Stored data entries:
* * * * *
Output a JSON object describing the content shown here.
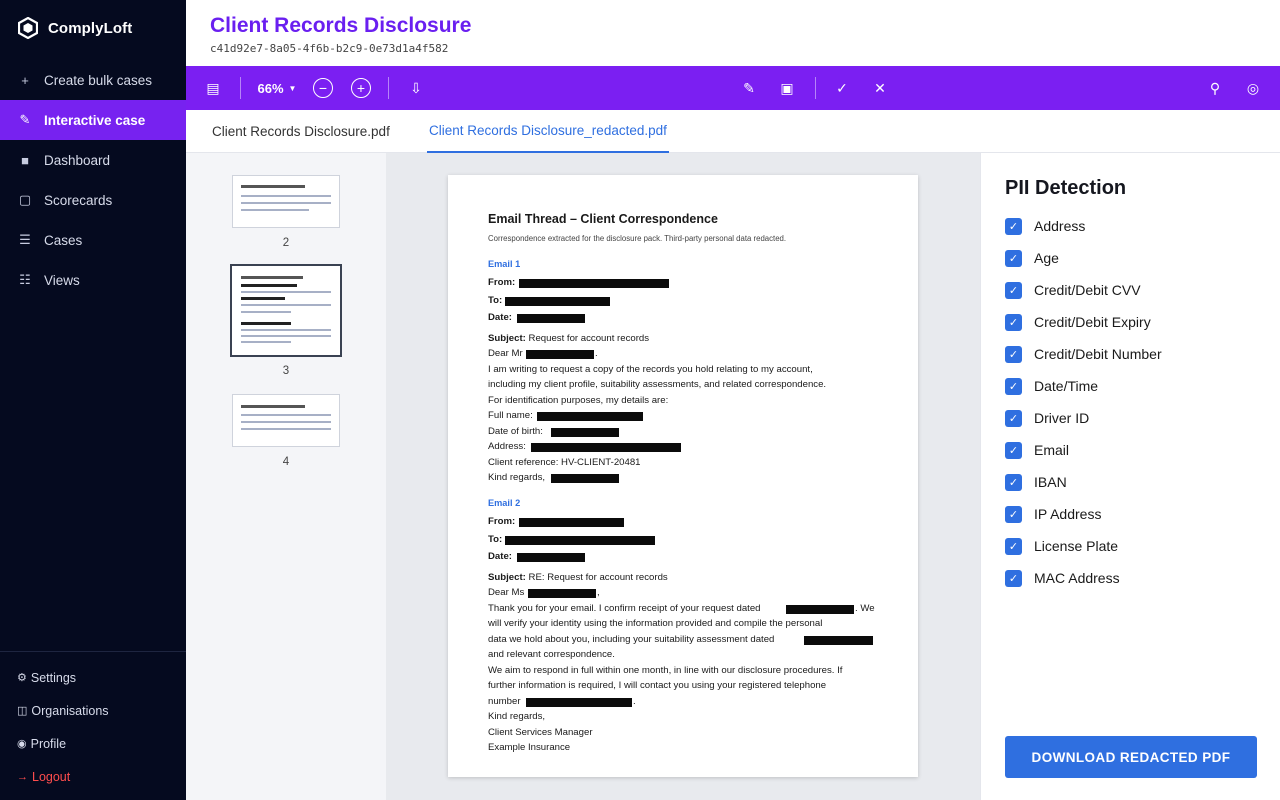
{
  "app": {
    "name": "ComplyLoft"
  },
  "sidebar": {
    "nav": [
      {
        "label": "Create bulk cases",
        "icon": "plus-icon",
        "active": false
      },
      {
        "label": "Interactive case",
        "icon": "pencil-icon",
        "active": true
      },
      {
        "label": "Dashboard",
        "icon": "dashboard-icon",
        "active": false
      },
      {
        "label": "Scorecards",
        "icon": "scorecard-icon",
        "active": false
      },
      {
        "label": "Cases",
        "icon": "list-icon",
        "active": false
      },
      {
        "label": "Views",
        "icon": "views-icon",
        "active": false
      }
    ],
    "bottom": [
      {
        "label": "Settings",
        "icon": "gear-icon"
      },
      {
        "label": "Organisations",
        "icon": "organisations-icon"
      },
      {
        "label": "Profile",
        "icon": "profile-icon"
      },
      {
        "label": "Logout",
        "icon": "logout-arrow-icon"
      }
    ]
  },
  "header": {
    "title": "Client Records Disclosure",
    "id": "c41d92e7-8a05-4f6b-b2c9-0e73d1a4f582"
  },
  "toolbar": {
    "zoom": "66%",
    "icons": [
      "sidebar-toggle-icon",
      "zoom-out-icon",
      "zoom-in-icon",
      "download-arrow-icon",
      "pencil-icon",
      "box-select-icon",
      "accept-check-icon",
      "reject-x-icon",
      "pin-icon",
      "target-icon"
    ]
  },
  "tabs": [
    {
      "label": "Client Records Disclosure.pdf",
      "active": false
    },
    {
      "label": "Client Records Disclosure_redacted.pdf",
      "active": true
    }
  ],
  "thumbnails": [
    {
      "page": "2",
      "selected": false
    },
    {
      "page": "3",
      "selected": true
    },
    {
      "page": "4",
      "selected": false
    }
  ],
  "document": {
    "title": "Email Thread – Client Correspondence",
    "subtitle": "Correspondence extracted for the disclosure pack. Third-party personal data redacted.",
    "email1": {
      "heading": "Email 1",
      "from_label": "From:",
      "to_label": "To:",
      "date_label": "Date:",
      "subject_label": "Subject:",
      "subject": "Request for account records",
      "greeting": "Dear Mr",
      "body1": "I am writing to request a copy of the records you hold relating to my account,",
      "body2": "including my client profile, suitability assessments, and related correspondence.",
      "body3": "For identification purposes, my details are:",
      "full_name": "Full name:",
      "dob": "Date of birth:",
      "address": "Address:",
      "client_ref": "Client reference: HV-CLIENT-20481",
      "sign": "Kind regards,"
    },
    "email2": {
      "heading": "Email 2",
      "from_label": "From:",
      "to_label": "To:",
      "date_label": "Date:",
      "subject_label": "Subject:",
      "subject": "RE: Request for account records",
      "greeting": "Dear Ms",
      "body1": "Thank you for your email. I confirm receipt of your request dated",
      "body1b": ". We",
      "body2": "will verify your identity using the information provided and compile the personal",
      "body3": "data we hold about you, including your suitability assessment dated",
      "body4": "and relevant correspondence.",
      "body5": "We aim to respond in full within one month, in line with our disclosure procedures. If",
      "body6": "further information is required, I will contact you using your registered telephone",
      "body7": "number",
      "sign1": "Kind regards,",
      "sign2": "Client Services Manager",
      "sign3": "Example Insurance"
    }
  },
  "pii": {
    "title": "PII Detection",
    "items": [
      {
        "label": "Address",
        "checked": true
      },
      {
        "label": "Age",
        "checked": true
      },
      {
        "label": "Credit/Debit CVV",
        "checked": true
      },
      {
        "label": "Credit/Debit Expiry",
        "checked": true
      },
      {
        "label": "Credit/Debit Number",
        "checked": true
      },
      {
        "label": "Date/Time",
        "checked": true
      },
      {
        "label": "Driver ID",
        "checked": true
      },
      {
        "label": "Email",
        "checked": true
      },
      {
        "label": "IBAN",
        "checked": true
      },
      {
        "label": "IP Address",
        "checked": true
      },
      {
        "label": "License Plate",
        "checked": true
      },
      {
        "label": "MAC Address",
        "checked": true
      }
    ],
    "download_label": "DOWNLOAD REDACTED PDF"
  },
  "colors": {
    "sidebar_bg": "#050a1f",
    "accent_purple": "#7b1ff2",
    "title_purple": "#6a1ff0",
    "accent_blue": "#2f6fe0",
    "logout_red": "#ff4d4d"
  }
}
* * * * *
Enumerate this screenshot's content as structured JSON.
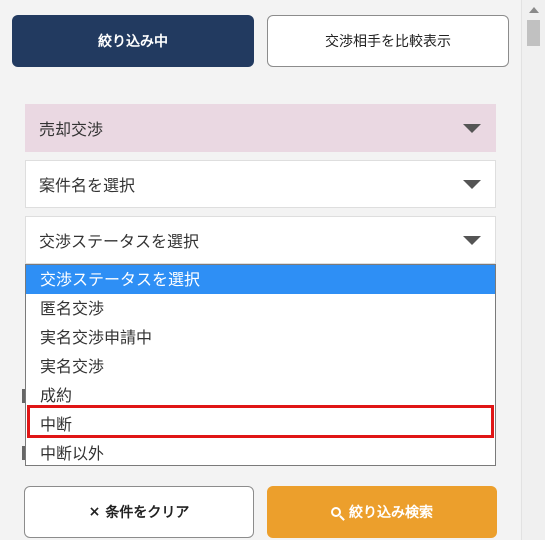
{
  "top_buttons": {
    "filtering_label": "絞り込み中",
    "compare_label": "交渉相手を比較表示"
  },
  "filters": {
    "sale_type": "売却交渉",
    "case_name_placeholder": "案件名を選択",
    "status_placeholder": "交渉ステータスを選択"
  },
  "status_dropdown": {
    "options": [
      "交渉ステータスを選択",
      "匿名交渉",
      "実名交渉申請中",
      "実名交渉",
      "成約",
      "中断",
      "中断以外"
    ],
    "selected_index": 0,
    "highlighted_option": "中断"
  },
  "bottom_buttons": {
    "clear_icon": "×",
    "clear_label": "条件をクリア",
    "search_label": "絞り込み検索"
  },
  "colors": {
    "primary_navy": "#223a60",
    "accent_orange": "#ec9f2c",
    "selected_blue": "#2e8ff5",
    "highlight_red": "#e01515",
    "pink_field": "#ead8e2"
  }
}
* * * * *
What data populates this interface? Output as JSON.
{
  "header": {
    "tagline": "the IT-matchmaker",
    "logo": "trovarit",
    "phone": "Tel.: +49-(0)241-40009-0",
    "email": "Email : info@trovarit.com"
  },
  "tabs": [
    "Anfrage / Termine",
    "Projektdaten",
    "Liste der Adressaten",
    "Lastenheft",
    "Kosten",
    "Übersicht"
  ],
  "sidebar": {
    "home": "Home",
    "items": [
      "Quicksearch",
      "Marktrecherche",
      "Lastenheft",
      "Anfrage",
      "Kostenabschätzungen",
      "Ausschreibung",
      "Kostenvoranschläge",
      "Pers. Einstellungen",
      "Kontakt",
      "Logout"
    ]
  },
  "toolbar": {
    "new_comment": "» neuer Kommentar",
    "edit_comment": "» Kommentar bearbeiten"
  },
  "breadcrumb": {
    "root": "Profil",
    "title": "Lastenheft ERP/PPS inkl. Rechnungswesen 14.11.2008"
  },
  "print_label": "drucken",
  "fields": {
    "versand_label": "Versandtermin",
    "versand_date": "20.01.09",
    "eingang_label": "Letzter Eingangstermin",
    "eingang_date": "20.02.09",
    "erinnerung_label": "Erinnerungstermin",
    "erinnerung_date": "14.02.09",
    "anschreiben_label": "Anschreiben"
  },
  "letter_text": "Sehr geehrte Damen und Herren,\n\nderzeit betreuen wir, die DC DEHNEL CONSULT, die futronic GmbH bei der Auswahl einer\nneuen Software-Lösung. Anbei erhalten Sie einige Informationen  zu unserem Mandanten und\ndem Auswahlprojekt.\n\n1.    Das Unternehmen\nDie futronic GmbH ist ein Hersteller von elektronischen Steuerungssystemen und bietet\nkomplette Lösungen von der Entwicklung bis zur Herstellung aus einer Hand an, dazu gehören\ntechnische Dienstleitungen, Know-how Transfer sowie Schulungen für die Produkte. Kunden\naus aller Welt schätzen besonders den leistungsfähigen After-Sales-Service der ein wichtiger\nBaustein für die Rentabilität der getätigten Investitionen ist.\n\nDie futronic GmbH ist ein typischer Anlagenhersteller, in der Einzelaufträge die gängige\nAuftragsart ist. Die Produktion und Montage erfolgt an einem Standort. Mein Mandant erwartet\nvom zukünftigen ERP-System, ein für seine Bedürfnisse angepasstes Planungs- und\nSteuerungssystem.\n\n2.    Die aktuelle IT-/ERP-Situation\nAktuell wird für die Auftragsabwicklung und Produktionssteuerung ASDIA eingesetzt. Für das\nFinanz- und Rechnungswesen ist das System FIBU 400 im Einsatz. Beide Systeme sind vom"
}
* * * * *
What you need to do => Only a number is wanted: how many lines of the material above hold "will"?

Output => 2